▶ [Data supplied]:

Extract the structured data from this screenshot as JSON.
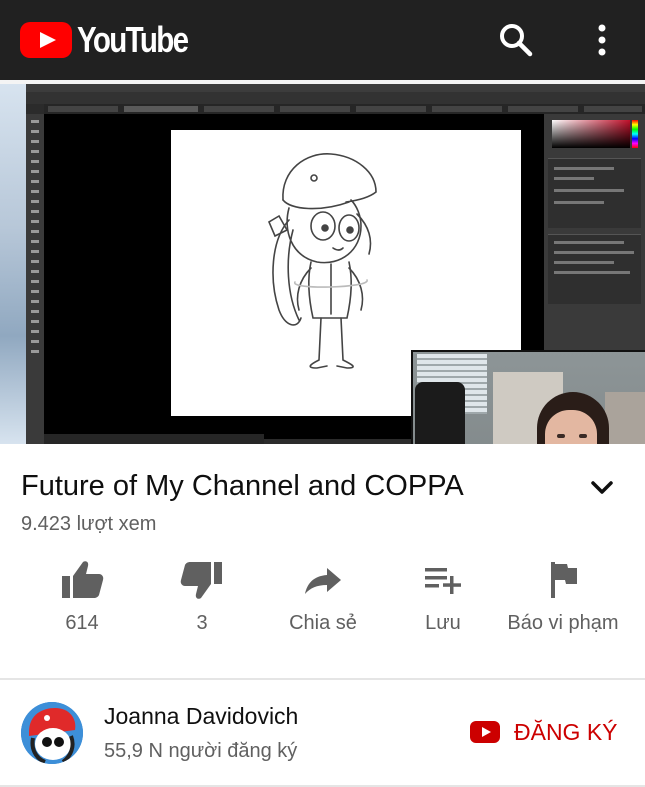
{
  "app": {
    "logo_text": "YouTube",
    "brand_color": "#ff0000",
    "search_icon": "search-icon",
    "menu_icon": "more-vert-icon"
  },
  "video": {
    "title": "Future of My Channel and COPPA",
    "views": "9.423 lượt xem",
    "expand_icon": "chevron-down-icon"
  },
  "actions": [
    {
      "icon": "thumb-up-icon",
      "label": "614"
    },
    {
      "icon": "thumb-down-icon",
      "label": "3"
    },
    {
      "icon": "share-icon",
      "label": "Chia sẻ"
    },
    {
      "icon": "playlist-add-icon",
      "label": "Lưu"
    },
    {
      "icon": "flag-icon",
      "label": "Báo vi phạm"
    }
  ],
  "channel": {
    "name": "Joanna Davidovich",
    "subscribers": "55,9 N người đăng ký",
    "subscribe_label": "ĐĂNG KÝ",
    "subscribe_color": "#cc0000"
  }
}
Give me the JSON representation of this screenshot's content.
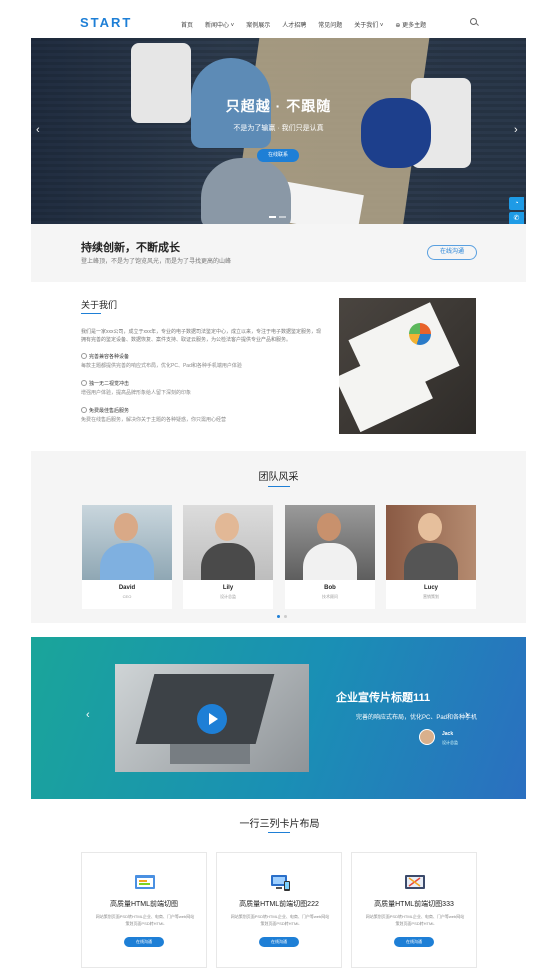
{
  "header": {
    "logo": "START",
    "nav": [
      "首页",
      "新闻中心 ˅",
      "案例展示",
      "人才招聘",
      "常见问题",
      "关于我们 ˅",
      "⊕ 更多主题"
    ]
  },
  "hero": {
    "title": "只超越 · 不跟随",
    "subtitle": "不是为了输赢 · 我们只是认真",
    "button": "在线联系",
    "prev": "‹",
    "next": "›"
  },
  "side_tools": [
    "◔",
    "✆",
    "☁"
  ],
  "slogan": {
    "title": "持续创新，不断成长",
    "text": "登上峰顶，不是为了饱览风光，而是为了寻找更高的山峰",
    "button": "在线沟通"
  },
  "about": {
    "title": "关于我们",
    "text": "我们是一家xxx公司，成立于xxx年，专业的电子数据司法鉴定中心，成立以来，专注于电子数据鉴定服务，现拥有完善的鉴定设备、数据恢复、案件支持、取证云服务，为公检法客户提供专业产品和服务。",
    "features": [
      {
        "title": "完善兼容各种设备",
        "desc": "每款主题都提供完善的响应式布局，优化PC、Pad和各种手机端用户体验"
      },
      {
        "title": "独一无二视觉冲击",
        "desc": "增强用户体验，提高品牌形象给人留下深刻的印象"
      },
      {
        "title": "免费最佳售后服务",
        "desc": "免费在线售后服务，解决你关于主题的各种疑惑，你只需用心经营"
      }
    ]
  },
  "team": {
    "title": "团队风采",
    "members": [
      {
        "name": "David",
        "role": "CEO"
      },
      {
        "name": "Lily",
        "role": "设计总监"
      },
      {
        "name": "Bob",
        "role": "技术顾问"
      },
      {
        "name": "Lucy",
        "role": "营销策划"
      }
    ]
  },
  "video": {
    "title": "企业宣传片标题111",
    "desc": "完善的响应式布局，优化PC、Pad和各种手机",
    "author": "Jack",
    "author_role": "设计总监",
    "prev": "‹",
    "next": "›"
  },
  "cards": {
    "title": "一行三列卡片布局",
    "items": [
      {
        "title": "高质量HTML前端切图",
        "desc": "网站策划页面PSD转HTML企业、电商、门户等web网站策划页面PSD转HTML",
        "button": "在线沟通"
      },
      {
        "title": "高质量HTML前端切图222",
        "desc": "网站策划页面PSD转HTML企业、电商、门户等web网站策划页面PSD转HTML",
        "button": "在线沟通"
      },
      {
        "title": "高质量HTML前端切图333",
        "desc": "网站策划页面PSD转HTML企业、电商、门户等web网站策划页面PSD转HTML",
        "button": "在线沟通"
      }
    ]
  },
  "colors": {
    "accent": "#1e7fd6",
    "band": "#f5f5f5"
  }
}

==

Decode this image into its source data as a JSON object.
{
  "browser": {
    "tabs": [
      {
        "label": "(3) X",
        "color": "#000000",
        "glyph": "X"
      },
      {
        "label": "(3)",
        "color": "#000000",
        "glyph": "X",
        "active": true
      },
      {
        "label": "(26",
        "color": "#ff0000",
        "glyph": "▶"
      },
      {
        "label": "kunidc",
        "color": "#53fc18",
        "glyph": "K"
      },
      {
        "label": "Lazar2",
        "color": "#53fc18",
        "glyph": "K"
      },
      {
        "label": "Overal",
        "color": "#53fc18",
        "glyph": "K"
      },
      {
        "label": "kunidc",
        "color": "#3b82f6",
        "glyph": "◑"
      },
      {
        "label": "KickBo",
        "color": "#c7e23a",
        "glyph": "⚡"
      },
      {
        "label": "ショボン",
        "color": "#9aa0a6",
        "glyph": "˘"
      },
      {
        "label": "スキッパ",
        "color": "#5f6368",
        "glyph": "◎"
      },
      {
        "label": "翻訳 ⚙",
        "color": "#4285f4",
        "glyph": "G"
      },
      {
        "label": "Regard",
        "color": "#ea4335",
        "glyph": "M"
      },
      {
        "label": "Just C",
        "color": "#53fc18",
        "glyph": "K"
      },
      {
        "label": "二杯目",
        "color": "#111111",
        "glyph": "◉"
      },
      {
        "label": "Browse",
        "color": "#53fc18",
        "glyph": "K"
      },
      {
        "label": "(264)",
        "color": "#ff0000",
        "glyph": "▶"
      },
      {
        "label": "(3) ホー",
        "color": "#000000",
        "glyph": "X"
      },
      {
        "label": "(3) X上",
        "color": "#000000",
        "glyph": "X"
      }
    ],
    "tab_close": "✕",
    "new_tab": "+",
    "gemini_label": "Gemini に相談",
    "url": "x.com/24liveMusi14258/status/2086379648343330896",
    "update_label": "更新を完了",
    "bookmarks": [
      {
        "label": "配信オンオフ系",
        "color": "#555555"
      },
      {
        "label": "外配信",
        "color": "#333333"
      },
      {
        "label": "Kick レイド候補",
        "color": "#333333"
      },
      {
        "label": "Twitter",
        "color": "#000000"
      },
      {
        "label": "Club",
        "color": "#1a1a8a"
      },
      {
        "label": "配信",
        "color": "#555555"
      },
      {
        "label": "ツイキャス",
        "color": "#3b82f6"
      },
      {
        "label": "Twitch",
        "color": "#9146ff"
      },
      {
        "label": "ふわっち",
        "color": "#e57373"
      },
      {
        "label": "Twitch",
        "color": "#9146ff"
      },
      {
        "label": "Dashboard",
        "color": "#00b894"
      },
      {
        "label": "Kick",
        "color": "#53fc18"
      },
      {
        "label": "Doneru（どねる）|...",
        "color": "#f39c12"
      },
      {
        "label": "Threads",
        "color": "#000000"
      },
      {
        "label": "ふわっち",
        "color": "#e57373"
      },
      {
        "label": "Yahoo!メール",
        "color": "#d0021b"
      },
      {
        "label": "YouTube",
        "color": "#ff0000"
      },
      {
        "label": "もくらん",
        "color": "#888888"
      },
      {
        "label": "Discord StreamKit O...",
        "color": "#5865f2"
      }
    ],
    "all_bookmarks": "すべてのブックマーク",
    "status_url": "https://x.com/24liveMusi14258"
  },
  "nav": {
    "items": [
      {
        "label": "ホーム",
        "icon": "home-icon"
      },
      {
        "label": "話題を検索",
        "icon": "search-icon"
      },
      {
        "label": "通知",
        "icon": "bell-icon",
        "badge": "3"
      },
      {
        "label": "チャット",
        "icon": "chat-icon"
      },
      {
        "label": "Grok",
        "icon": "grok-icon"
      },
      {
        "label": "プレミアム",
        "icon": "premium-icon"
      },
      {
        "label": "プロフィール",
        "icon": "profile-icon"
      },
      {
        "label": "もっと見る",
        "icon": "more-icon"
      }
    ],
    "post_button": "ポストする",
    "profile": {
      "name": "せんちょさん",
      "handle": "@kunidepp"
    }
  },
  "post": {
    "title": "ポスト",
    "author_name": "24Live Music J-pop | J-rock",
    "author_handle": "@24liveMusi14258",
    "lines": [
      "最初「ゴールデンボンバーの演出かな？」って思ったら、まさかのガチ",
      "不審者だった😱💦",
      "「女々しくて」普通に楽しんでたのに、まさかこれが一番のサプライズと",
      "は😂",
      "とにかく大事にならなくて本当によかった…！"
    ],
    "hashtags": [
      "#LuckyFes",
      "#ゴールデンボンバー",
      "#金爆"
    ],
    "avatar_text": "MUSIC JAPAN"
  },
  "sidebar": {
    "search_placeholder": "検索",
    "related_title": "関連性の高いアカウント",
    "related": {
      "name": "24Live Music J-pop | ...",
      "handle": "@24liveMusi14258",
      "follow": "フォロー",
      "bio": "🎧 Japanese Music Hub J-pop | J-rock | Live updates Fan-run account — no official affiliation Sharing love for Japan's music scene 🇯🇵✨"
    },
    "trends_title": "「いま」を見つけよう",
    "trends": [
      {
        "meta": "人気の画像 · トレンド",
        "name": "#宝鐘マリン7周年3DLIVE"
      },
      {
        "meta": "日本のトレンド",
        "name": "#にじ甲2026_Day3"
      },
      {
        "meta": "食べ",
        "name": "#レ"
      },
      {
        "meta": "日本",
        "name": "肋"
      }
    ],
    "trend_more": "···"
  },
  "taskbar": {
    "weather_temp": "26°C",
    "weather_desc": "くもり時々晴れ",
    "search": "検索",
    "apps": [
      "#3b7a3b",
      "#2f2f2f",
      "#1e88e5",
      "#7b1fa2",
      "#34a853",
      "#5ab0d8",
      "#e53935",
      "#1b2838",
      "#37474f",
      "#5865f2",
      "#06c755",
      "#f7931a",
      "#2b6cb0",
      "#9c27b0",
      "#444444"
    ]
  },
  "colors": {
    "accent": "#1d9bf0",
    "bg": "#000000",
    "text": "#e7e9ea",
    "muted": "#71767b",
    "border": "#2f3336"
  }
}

---

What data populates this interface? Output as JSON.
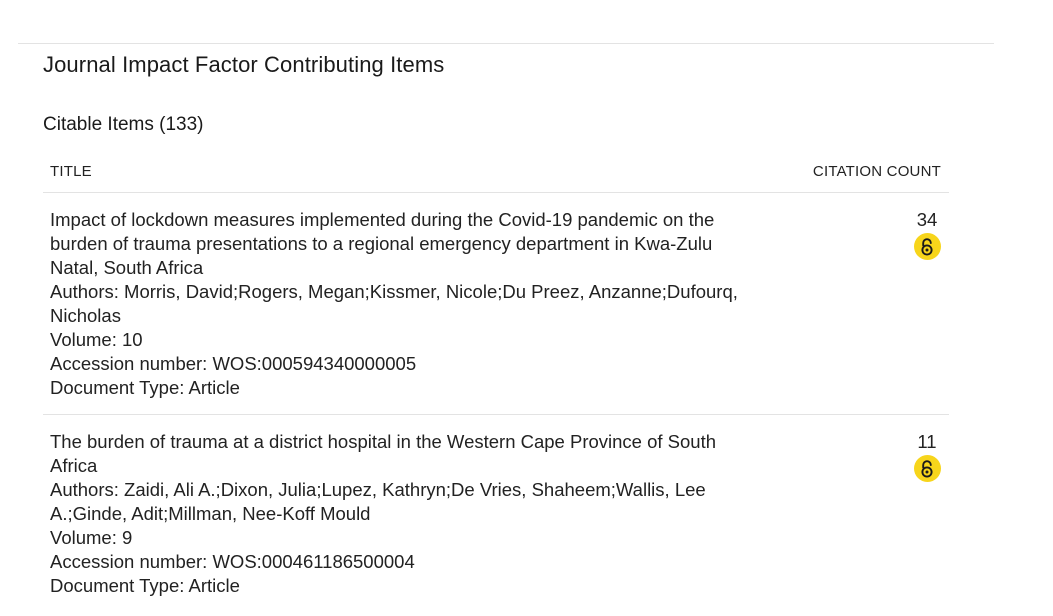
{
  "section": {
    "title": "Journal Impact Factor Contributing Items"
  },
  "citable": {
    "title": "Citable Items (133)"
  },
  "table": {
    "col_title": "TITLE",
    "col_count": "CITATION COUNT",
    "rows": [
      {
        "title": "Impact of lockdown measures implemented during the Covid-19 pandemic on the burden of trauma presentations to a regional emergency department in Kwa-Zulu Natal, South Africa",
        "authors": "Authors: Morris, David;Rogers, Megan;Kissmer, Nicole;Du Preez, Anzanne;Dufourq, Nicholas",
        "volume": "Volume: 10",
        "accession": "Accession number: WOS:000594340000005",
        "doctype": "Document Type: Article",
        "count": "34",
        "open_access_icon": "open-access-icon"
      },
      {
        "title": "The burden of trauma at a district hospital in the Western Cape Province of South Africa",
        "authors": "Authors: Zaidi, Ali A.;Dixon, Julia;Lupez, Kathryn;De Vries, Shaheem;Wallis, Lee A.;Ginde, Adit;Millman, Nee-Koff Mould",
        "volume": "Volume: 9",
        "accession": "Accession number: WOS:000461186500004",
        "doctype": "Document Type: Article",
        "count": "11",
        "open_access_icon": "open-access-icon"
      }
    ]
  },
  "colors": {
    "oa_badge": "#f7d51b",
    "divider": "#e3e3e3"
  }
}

▶ [The task]:
Which lines hold the word "meta"? Copy every one of them.

▶ [Solution below]:
        "meta": "人気の画像 · トレンド",
        "meta": "日本のトレンド",
        "meta": "食べ",
        "meta": "日本",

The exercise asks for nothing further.